= PROBLEM REQUIREMENTS =
Write out the material exactly, leaving every picture behind.

= THE INPUT =

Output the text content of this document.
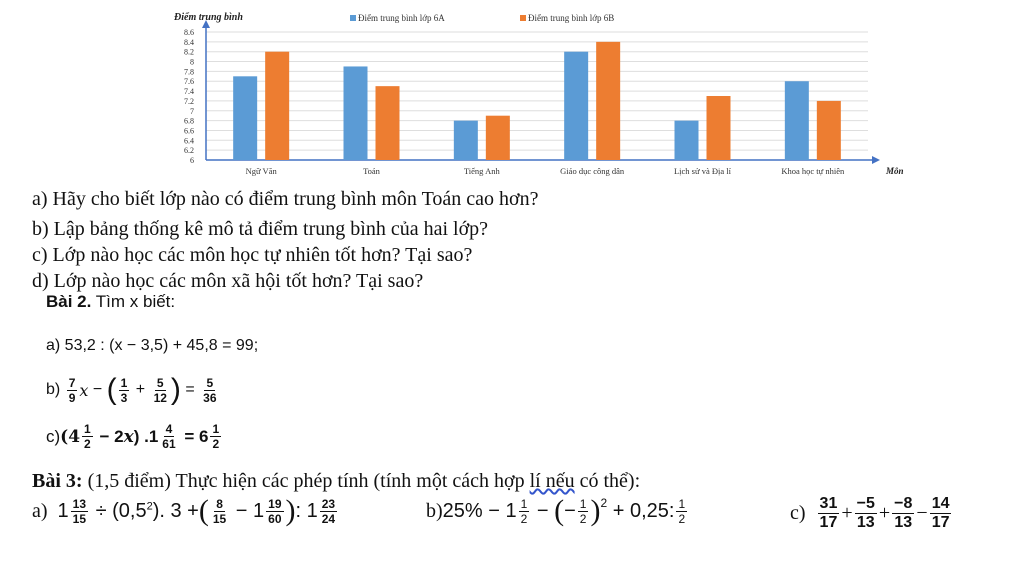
8.6
8.4
8.2
8
7.8
7.6
7.4
7.2
7
6.8
6.6
6.4
6.2
6
Điểm trung bình
Môn
Điểm trung bình lớp 6A	Điểm trung bình lớp 6B
Ngữ Văn	Toán	Tiếng Anh	Giáo dục công dân	Lịch sử và Địa lí	Khoa học tự nhiên
a) Hãy cho biết lớp nào có điểm trung bình môn Toán cao hơn?
b) Lập bảng thống kê mô tả điểm trung bình của hai lớp?
c) Lớp nào học các môn học tự nhiên tốt hơn? Tại sao?
d) Lớp nào học các môn xã hội tốt hơn? Tại sao?
Bài 2. Tìm x biết:
a) 53,2 : (x − 3,5) + 45,8 = 99;
b)
$\frac{7}{9}$ x − ( $\frac{1}{3} + \frac{5}{12}$ ) = $\frac{5}{36}$
c) ($4 \frac{1}{2} - 2$ x ) $.1 \frac{4}{61} = 6 \frac{1}{2}$
Bài 3: (1,5 điểm) Thực hiện các phép tính (tính một cách hợp lí nếu có thể):
a)
$1 \frac{13}{15} \div (0,5^2)$. 3 + ( $\frac{8}{15} - 1 \frac{19}{60}$ ) : $1 \frac{23}{24}$	b) $25\% - 1 \frac{1}{2}$ − ( − $\frac{1}{2} )^2 + 0,25$: $\frac{1}{2}$	c)
$\frac{31}{17} + \frac{-5}{13} + \frac{-8}{13} - \frac{14}{17}$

= ANSWER TO THIS TASK =
Output the text content of this document.
8.6
8.4
8.2
8
7.8
7.6
7.4
7.2
7
6.8
6.6
6.4
6.2
6
Điểm trung bình
Môn
Điểm trung bình lớp 6A	Điểm trung bình lớp 6B
Ngữ Văn	Toán	Tiếng Anh	Giáo dục công dân	Lịch sử và Địa lí	Khoa học tự nhiên
a) Hãy cho biết lớp nào có điểm trung bình môn Toán cao hơn?
b) Lập bảng thống kê mô tả điểm trung bình của hai lớp?
c) Lớp nào học các môn học tự nhiên tốt hơn? Tại sao?
d) Lớp nào học các môn xã hội tốt hơn? Tại sao?
Bài 2. Tìm x biết:
a) 53,2 : (x − 3,5) + 45,8 = 99;
b)
$\frac{7}{9}$ x − ( $\frac{1}{3} + \frac{5}{12}$ ) = $\frac{5}{36}$
c) ($4 \frac{1}{2} - 2$ x ) $.1 \frac{4}{61} = 6 \frac{1}{2}$
Bài 3: (1,5 điểm) Thực hiện các phép tính (tính một cách hợp lí nếu có thể):
a)
$1 \frac{13}{15} \div (0,5^2)$. 3 + ( $\frac{8}{15} - 1 \frac{19}{60}$ ) : $1 \frac{23}{24}$	b) $25\% - 1 \frac{1}{2}$ − ( − $\frac{1}{2} )^2 + 0,25$: $\frac{1}{2}$	c)
$\frac{31}{17} + \frac{-5}{13} + \frac{-8}{13} - \frac{14}{17}$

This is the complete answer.